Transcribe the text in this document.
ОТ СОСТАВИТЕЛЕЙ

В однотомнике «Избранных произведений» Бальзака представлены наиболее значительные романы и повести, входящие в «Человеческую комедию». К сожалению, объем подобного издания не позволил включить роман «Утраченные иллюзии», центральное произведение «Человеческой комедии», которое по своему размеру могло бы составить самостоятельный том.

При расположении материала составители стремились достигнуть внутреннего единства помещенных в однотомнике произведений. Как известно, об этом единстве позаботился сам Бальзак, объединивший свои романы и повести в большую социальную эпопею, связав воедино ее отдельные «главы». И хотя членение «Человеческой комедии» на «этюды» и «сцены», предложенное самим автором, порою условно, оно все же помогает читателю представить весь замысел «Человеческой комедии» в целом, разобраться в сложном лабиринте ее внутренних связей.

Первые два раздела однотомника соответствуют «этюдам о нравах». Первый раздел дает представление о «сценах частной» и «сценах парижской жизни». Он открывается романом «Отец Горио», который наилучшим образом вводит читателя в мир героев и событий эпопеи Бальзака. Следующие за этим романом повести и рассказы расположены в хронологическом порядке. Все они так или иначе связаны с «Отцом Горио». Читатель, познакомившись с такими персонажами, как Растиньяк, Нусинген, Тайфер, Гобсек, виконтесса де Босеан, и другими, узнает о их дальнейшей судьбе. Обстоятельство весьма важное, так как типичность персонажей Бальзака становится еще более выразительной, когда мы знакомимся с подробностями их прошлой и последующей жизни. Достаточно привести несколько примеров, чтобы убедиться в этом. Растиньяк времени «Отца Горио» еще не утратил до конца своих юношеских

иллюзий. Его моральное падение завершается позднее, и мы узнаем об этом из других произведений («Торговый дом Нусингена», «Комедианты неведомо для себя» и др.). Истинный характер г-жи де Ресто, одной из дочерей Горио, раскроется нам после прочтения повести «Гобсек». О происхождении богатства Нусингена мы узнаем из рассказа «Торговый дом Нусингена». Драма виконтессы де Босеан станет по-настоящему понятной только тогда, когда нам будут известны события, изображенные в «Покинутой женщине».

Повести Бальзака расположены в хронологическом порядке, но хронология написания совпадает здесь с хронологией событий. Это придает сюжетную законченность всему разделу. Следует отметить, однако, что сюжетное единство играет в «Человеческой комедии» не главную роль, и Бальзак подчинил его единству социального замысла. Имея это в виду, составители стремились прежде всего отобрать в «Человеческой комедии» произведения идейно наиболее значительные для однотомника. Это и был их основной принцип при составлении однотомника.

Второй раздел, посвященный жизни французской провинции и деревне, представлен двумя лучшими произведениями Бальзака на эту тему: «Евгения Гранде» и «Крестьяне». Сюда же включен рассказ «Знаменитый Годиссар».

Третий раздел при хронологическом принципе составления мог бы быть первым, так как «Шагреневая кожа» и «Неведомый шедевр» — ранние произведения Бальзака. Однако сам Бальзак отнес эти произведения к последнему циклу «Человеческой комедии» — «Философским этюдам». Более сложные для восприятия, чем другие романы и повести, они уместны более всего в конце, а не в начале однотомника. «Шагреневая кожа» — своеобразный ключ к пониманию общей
--------------------------------------------------
◆ **WHAT IS NEEDED**
Word for word, write out all of the data above.

◆ **ANSWER FOR THE TASK**
Transcribe the text in this document.
ОТ СОСТАВИТЕЛЕЙ

В однотомнике «Избранных произведений» Бальзака представлены наиболее значительные романы и повести, входящие в «Человеческую комедию». К сожалению, объем подобного издания не позволил включить роман «Утраченные иллюзии», центральное произведение «Человеческой комедии», которое по своему размеру могло бы составить самостоятельный том.

При расположении материала составители стремились достигнуть внутреннего единства помещенных в однотомнике произведений. Как известно, об этом единстве позаботился сам Бальзак, объединивший свои романы и повести в большую социальную эпопею, связав воедино ее отдельные «главы». И хотя членение «Человеческой комедии» на «этюды» и «сцены», предложенное самим автором, порою условно, оно все же помогает читателю представить весь замысел «Человеческой комедии» в целом, разобраться в сложном лабиринте ее внутренних связей.

Первые два раздела однотомника соответствуют «этюдам о нравах». Первый раздел дает представление о «сценах частной» и «сценах парижской жизни». Он открывается романом «Отец Горио», который наилучшим образом вводит читателя в мир героев и событий эпопеи Бальзака. Следующие за этим романом повести и рассказы расположены в хронологическом порядке. Все они так или иначе связаны с «Отцом Горио». Читатель, познакомившись с такими персонажами, как Растиньяк, Нусинген, Тайфер, Гобсек, виконтесса де Босеан, и другими, узнает о их дальнейшей судьбе. Обстоятельство весьма важное, так как типичность персонажей Бальзака становится еще более выразительной, когда мы знакомимся с подробностями их прошлой и последующей жизни. Достаточно привести несколько примеров, чтобы убедиться в этом. Растиньяк времени «Отца Горио» еще не утратил до конца своих юношеских

иллюзий. Его моральное падение завершается позднее, и мы узнаем об этом из других произведений («Торговый дом Нусингена», «Комедианты неведомо для себя» и др.). Истинный характер г-жи де Ресто, одной из дочерей Горио, раскроется нам после прочтения повести «Гобсек». О происхождении богатства Нусингена мы узнаем из рассказа «Торговый дом Нусингена». Драма виконтессы де Босеан станет по-настоящему понятной только тогда, когда нам будут известны события, изображенные в «Покинутой женщине».

Повести Бальзака расположены в хронологическом порядке, но хронология написания совпадает здесь с хронологией событий. Это придает сюжетную законченность всему разделу. Следует отметить, однако, что сюжетное единство играет в «Человеческой комедии» не главную роль, и Бальзак подчинил его единству социального замысла. Имея это в виду, составители стремились прежде всего отобрать в «Человеческой комедии» произведения идейно наиболее значительные для однотомника. Это и был их основной принцип при составлении однотомника.

Второй раздел, посвященный жизни французской провинции и деревне, представлен двумя лучшими произведениями Бальзака на эту тему: «Евгения Гранде» и «Крестьяне». Сюда же включен рассказ «Знаменитый Годиссар».

Третий раздел при хронологическом принципе составления мог бы быть первым, так как «Шагреневая кожа» и «Неведомый шедевр» — ранние произведения Бальзака. Однако сам Бальзак отнес эти произведения к последнему циклу «Человеческой комедии» — «Философским этюдам». Более сложные для восприятия, чем другие романы и повести, они уместны более всего в конце, а не в начале однотомника. «Шагреневая кожа» — своеобразный ключ к пониманию общей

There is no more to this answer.